- Problem to work on -
Extract every line that contains the string "also".

- Exercise material -

+===+

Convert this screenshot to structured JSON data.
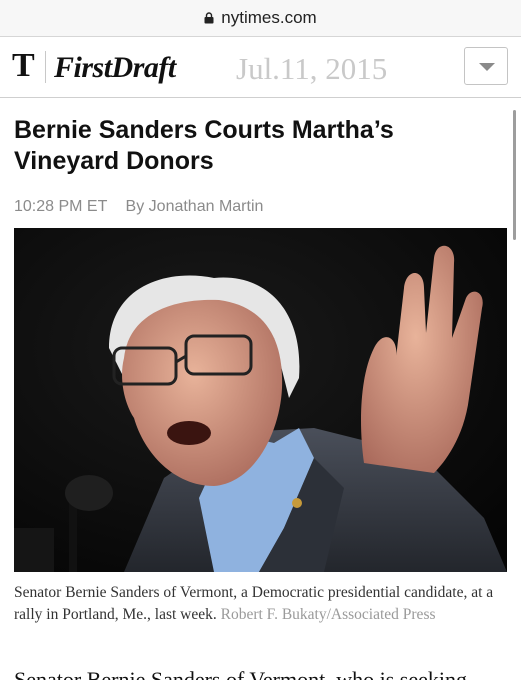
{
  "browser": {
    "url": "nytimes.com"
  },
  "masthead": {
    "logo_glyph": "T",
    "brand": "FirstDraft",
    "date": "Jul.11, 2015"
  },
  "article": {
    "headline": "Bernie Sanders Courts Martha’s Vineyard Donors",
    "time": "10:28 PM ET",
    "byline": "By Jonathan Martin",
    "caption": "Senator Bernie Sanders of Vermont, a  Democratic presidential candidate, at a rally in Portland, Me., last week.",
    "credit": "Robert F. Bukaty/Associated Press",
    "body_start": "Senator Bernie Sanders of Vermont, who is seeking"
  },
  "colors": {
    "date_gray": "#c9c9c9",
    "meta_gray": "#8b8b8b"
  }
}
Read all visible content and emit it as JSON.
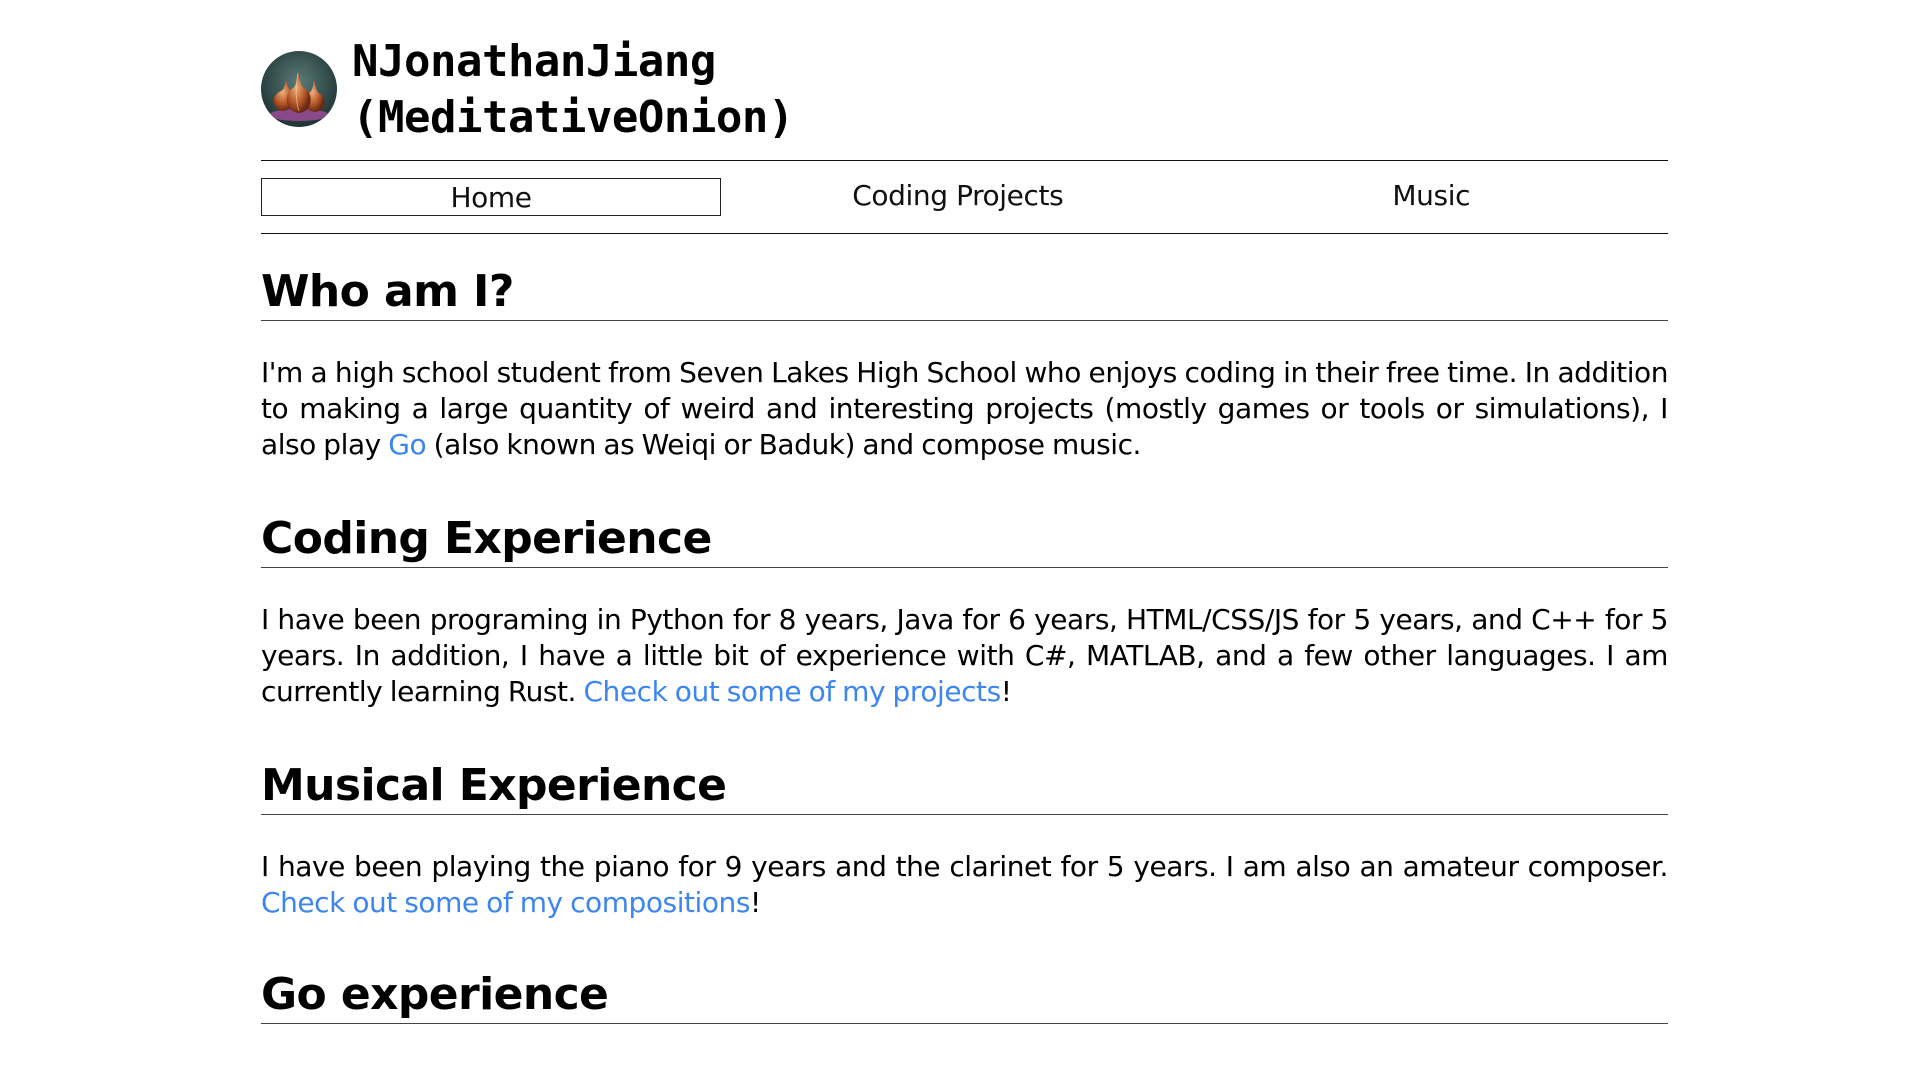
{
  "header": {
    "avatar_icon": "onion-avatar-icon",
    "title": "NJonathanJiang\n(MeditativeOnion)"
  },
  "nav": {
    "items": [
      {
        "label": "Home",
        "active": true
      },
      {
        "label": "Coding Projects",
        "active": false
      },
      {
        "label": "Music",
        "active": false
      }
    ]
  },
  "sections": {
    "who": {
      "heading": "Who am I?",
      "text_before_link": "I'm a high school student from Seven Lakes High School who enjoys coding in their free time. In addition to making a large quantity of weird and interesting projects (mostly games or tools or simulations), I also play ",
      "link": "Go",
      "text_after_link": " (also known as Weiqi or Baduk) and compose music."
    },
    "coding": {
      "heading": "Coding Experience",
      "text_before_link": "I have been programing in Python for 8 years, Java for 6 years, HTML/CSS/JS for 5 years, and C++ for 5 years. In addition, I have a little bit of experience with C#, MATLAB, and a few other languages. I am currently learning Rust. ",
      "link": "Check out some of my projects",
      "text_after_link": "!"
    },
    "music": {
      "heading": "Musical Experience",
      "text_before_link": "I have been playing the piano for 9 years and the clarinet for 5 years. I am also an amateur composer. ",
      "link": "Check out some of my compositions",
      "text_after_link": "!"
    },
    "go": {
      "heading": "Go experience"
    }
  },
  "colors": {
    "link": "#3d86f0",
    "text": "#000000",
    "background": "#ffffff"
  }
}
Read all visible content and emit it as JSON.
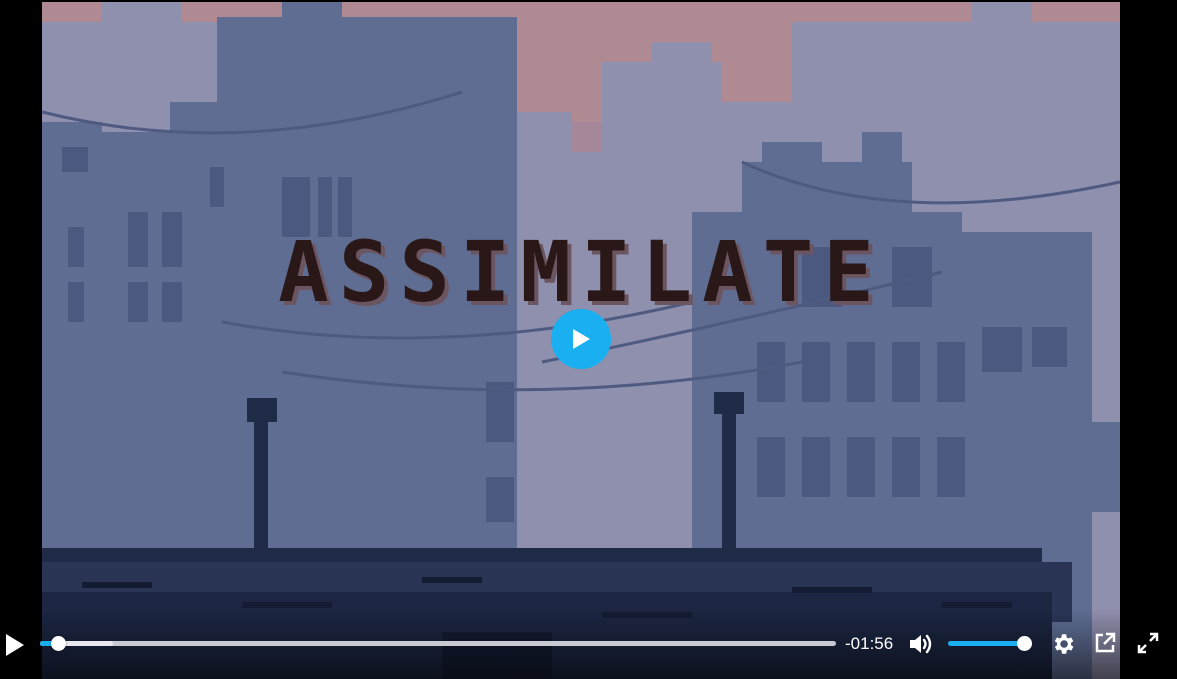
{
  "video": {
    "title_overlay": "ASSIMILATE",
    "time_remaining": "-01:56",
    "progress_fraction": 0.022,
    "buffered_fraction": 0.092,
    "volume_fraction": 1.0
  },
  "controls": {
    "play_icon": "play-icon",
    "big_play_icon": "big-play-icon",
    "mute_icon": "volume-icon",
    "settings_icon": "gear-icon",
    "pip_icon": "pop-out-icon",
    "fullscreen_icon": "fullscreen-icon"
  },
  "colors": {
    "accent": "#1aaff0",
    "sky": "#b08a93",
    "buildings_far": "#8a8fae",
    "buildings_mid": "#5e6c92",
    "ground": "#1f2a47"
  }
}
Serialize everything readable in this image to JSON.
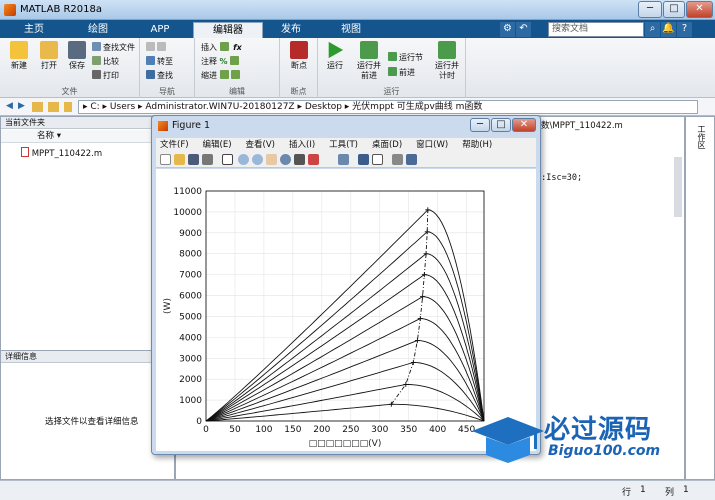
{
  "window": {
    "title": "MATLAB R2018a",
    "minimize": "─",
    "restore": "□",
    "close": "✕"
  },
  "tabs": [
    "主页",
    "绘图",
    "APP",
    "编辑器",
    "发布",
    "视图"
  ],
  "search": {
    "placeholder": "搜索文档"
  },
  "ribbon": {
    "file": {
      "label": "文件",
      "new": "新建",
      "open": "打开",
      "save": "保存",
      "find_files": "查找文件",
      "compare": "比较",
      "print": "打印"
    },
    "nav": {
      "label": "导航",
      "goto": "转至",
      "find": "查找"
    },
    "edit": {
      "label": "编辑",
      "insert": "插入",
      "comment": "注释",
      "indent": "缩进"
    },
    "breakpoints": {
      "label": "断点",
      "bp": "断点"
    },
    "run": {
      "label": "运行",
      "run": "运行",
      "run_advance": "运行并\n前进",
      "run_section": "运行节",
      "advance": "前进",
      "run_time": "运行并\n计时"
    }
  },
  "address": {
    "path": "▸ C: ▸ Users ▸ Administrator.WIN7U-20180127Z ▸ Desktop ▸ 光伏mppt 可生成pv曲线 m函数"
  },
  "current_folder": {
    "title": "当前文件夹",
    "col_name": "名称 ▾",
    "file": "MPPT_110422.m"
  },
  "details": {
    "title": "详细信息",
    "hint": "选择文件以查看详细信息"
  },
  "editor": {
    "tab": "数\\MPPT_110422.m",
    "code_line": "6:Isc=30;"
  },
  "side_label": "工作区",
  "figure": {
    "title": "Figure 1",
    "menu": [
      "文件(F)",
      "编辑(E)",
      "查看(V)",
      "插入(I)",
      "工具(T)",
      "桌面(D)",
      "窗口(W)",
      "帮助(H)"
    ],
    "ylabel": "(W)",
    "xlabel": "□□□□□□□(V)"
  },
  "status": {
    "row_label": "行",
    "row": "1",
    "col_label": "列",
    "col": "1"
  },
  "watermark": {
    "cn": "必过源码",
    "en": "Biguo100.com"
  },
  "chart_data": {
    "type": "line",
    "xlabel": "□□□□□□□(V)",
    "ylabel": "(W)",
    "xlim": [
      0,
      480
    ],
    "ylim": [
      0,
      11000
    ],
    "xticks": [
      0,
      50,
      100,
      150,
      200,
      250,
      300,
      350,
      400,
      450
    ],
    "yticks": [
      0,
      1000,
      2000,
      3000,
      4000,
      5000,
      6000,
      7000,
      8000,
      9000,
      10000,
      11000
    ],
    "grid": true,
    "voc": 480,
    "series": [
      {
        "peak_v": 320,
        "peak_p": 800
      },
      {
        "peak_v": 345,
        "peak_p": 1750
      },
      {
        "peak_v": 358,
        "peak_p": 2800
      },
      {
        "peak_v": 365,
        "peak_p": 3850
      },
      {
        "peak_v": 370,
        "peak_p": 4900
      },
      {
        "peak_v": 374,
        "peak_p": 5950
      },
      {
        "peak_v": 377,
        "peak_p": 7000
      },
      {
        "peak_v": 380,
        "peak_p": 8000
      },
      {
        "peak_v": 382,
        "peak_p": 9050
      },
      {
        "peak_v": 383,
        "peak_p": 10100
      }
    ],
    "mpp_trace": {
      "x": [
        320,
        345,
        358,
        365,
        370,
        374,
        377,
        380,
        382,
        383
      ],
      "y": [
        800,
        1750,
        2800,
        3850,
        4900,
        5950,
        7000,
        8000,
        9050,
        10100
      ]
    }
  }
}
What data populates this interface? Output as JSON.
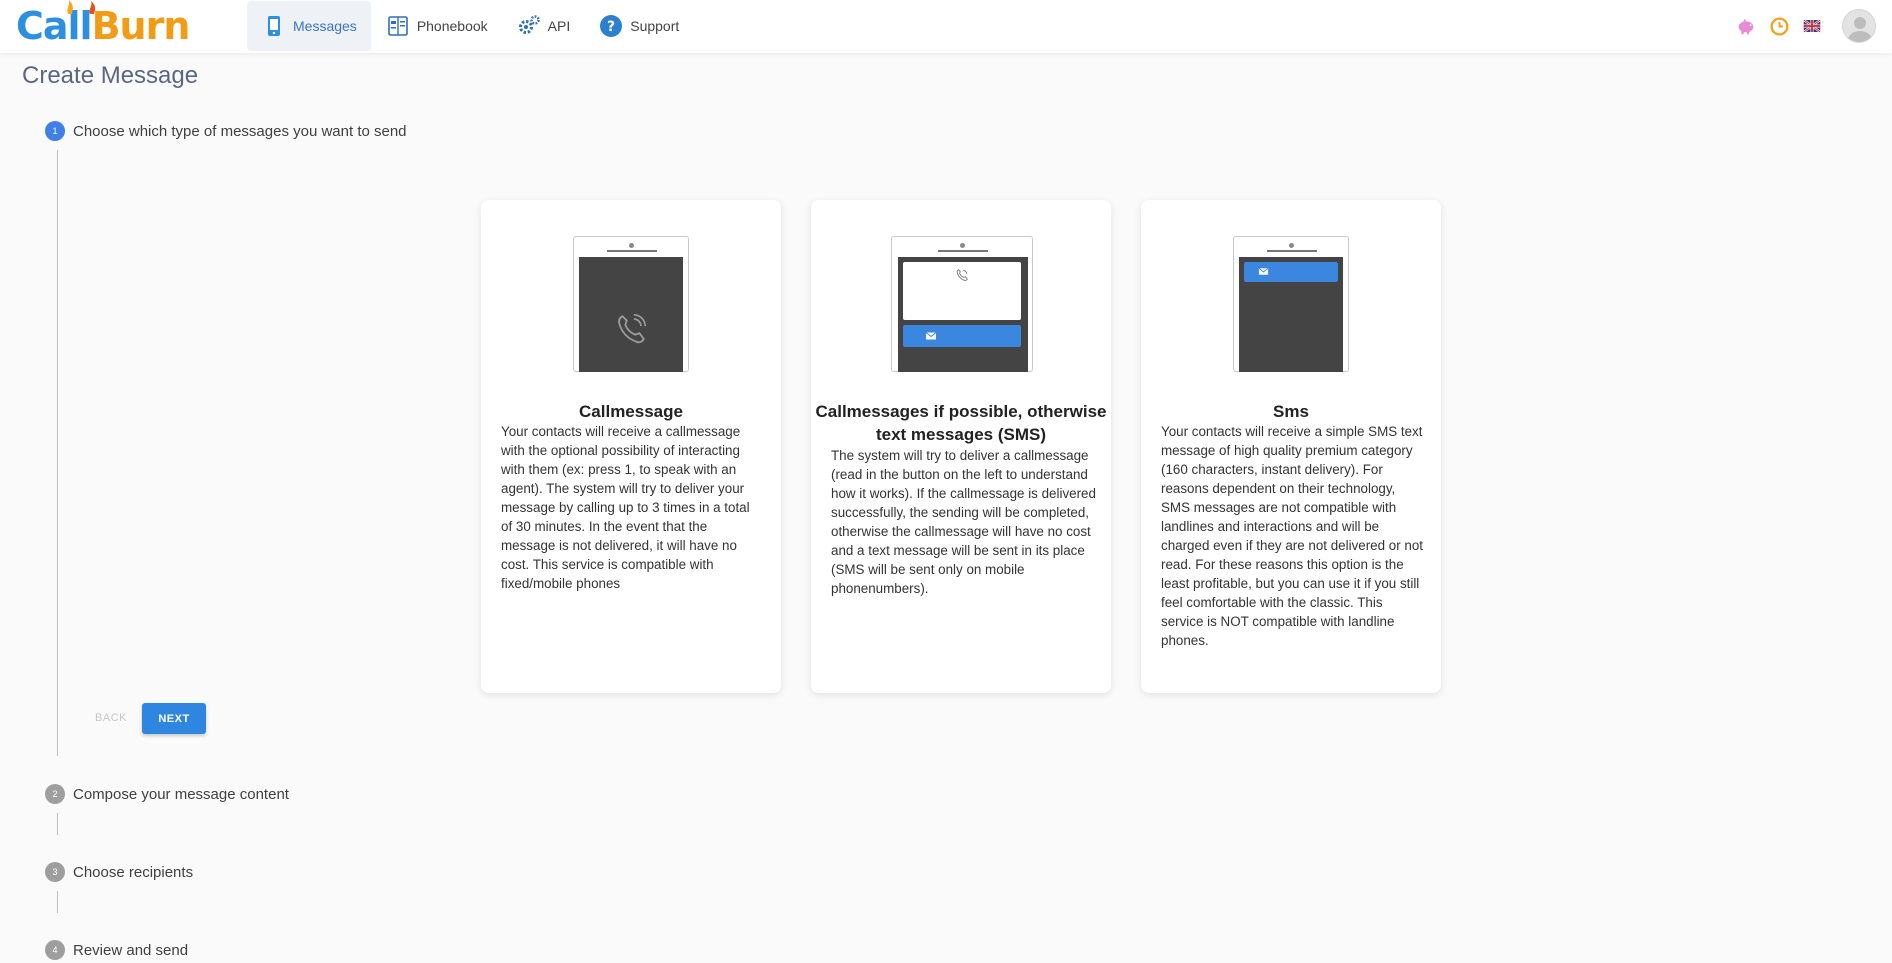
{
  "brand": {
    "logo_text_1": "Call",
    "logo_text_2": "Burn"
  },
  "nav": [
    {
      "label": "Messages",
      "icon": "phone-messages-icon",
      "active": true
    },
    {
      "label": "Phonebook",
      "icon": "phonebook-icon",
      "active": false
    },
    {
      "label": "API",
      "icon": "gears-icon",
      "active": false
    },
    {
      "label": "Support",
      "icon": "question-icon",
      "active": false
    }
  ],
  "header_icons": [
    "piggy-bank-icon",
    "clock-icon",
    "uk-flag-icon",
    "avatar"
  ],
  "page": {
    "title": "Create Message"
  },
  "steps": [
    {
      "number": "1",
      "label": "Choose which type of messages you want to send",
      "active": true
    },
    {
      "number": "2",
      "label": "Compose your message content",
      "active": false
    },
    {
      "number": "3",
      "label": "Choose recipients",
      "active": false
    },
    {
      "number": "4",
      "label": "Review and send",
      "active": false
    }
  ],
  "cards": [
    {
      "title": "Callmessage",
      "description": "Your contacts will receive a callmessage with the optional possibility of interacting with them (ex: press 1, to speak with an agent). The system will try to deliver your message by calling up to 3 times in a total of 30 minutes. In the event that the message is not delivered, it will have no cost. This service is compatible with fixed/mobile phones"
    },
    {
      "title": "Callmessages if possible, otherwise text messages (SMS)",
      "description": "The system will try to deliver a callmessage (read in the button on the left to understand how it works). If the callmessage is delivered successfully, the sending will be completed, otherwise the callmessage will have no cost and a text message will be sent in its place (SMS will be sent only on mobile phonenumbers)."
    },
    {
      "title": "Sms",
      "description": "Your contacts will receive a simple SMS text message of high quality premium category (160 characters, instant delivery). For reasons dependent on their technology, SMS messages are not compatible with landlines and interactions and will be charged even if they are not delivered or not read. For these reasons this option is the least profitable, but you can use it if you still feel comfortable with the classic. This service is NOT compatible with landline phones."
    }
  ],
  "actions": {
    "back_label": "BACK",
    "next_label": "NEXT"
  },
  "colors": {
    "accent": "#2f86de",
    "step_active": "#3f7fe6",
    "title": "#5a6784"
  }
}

+===+

- Correct response -
      "text_before_link": "I'm a high school student from Seven Lakes High School who enjoys coding in their free time. In addition to making a large quantity of weird and interesting projects (mostly games or tools or simulations), I also play ",
      "text_after_link": " (also known as Weiqi or Baduk) and compose music."
      "text_before_link": "I have been playing the piano for 9 years and the clarinet for 5 years. I am also an amateur composer. ",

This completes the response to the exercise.